Saved entries:
------------------------------------------------------------

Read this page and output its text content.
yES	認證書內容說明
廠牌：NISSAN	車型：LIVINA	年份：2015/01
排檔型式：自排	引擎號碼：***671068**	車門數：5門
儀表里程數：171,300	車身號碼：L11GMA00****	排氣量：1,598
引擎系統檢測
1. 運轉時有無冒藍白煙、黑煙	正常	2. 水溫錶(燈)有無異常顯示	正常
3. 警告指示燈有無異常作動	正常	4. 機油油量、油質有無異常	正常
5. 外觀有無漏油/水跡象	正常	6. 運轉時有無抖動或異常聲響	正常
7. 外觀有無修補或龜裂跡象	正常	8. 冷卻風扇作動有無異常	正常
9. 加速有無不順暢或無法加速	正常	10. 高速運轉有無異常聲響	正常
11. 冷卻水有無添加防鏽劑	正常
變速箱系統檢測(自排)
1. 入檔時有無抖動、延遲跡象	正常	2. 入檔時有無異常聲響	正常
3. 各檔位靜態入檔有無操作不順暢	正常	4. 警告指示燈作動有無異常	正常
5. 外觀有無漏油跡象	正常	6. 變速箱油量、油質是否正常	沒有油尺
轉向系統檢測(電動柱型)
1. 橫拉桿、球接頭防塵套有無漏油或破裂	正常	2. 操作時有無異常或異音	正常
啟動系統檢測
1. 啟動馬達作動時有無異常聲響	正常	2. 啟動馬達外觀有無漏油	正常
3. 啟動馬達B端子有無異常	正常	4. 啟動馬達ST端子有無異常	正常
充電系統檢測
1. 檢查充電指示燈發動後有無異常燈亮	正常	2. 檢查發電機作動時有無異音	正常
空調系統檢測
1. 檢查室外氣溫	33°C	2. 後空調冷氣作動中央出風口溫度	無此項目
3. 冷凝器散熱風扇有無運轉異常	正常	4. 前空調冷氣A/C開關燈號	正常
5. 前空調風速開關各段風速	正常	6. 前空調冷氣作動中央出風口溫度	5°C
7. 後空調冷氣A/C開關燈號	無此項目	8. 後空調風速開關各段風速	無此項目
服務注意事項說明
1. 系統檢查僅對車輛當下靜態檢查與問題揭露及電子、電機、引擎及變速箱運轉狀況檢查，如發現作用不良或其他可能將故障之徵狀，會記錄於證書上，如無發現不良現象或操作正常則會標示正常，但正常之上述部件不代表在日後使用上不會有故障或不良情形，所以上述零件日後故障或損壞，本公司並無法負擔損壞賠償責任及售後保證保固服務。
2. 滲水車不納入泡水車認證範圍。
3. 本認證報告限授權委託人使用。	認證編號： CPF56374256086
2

------------------------------------------------------------

The records above should be repeated in full, exactly as given.

Read this page and output its text content.
yES	認證書內容說明
廠牌：NISSAN	車型：LIVINA	年份：2015/01
排檔型式：自排	引擎號碼：***671068**	車門數：5門
儀表里程數：171,300	車身號碼：L11GMA00****	排氣量：1,598
引擎系統檢測
1. 運轉時有無冒藍白煙、黑煙	正常	2. 水溫錶(燈)有無異常顯示	正常
3. 警告指示燈有無異常作動	正常	4. 機油油量、油質有無異常	正常
5. 外觀有無漏油/水跡象	正常	6. 運轉時有無抖動或異常聲響	正常
7. 外觀有無修補或龜裂跡象	正常	8. 冷卻風扇作動有無異常	正常
9. 加速有無不順暢或無法加速	正常	10. 高速運轉有無異常聲響	正常
11. 冷卻水有無添加防鏽劑	正常
變速箱系統檢測(自排)
1. 入檔時有無抖動、延遲跡象	正常	2. 入檔時有無異常聲響	正常
3. 各檔位靜態入檔有無操作不順暢	正常	4. 警告指示燈作動有無異常	正常
5. 外觀有無漏油跡象	正常	6. 變速箱油量、油質是否正常	沒有油尺
轉向系統檢測(電動柱型)
1. 橫拉桿、球接頭防塵套有無漏油或破裂	正常	2. 操作時有無異常或異音	正常
啟動系統檢測
1. 啟動馬達作動時有無異常聲響	正常	2. 啟動馬達外觀有無漏油	正常
3. 啟動馬達B端子有無異常	正常	4. 啟動馬達ST端子有無異常	正常
充電系統檢測
1. 檢查充電指示燈發動後有無異常燈亮	正常	2. 檢查發電機作動時有無異音	正常
空調系統檢測
1. 檢查室外氣溫	33°C	2. 後空調冷氣作動中央出風口溫度	無此項目
3. 冷凝器散熱風扇有無運轉異常	正常	4. 前空調冷氣A/C開關燈號	正常
5. 前空調風速開關各段風速	正常	6. 前空調冷氣作動中央出風口溫度	5°C
7. 後空調冷氣A/C開關燈號	無此項目	8. 後空調風速開關各段風速	無此項目
服務注意事項說明
1. 系統檢查僅對車輛當下靜態檢查與問題揭露及電子、電機、引擎及變速箱運轉狀況檢查，如發現作用不良或其他可能將故障之徵狀，會記錄於證書上，如無發現不良現象或操作正常則會標示正常，但正常之上述部件不代表在日後使用上不會有故障或不良情形，所以上述零件日後故障或損壞，本公司並無法負擔損壞賠償責任及售後保證保固服務。
2. 滲水車不納入泡水車認證範圍。
3. 本認證報告限授權委託人使用。	認證編號： CPF56374256086
2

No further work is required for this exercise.